-- INSTRUCTIONS --
1: In the palm tree thread, how tall are the two queen palms in the front yard?
2: Please copy the palm tree thread word for word, starting with "# How to Make" and going on through "(Sep 16, 2005)".

# How to Make Palm Trees Creepier?



## tarapotamus (Sep 2, 2013)

Palm Trees....they're so...._cheery_. I have 2 10 foot queen palms in my front yard that I really don't even like, right next to the big pretty oak tree, but they aren't getting dug up before Halloween so I need some ideas on decorating them to make them creepier or disguise them, without killing or destroying them. Something aside from just throwing some gauze or something over them.


----------



## ptnfl (Sep 16, 2005)

Usually just hang ghosts and monsters on mine with tombstones and body parts right under them


----------



## ravenworks69 (Sep 27, 2009)

*how to make palm trees creepier*

My first idea would be to wrap them in orange and purple lights. Depending on ho far apart they are, you could make a spider web between them with a egg sack and a few cocooned "victims".

Marc V.


----------



## Wolfbeard (Sep 22, 2008)

Definitely use creepy lighting on them. You might also want to make a wire framed "Vine Monster." I can envision vines wrapped around the trunk of both of the palm trees, but one has a vaguely humanoid monster shape. One "arm can be around the tree and a skeleton, while the other "arm" is reaching out toward the people walking by. Here are some images for inspiration. We don't have any palm trees in CT, but I think it would provide a creepy yet believable scene for you.
















Eric


----------



## wensteve (Apr 9, 2012)

I'm not sure how big they are around (I'm from Canada and have never actually seen a palm tree lol) but what if you bought one of those cement tubes like in the first picture and cut it in half from top to bottom. Then you could make a creepy tree using monster mud and wrap the two pieces around your existing tree. I'm not sure how you could make the top of it but you could add lights to the inside of the tubes so it glows.


----------



## tarapotamus (Sep 2, 2013)

oo I like the cement tube idea...I think they make a cement tube big enough to go around it, that's a def possibility! and maybe build some arms into it like Wolfbeard said...thanks! keep the ideas coming!


----------



## Excogitate (Sep 1, 2013)

Up lighting! I will do wonders play with colors!


----------

-- DATA SECTION --
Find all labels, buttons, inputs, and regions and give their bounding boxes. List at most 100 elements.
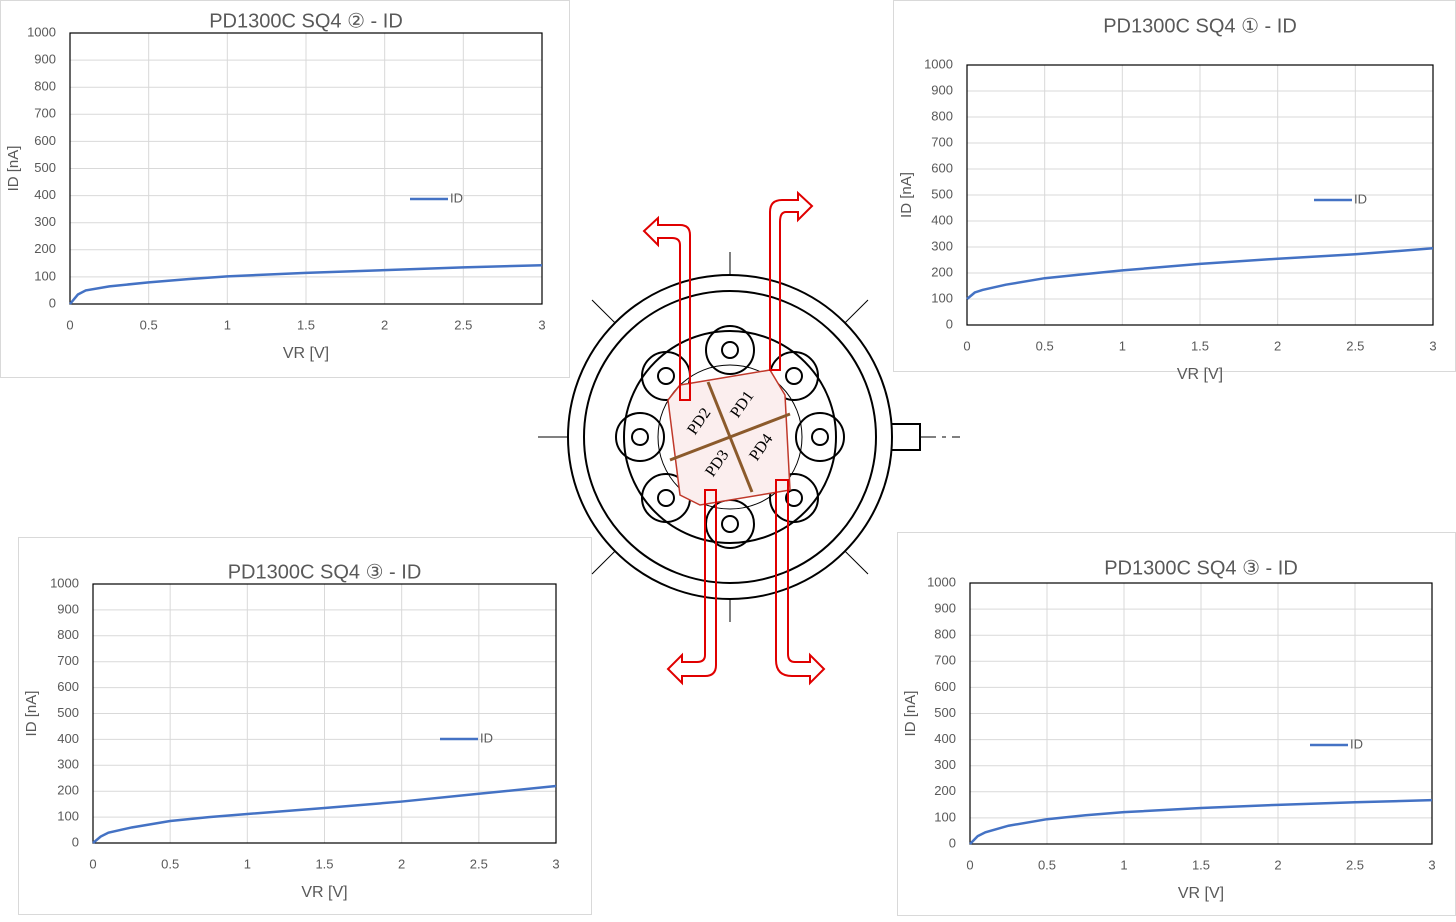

-- SOLVED TASKS --
1: 10 feet

2:
# How to Make Palm Trees Creepier?



## tarapotamus (Sep 2, 2013)

Palm Trees....they're so...._cheery_. I have 2 10 foot queen palms in my front yard that I really don't even like, right next to the big pretty oak tree, but they aren't getting dug up before Halloween so I need some ideas on decorating them to make them creepier or disguise them, without killing or destroying them. Something aside from just throwing some gauze or something over them.


----------



## ptnfl (Sep 16, 2005)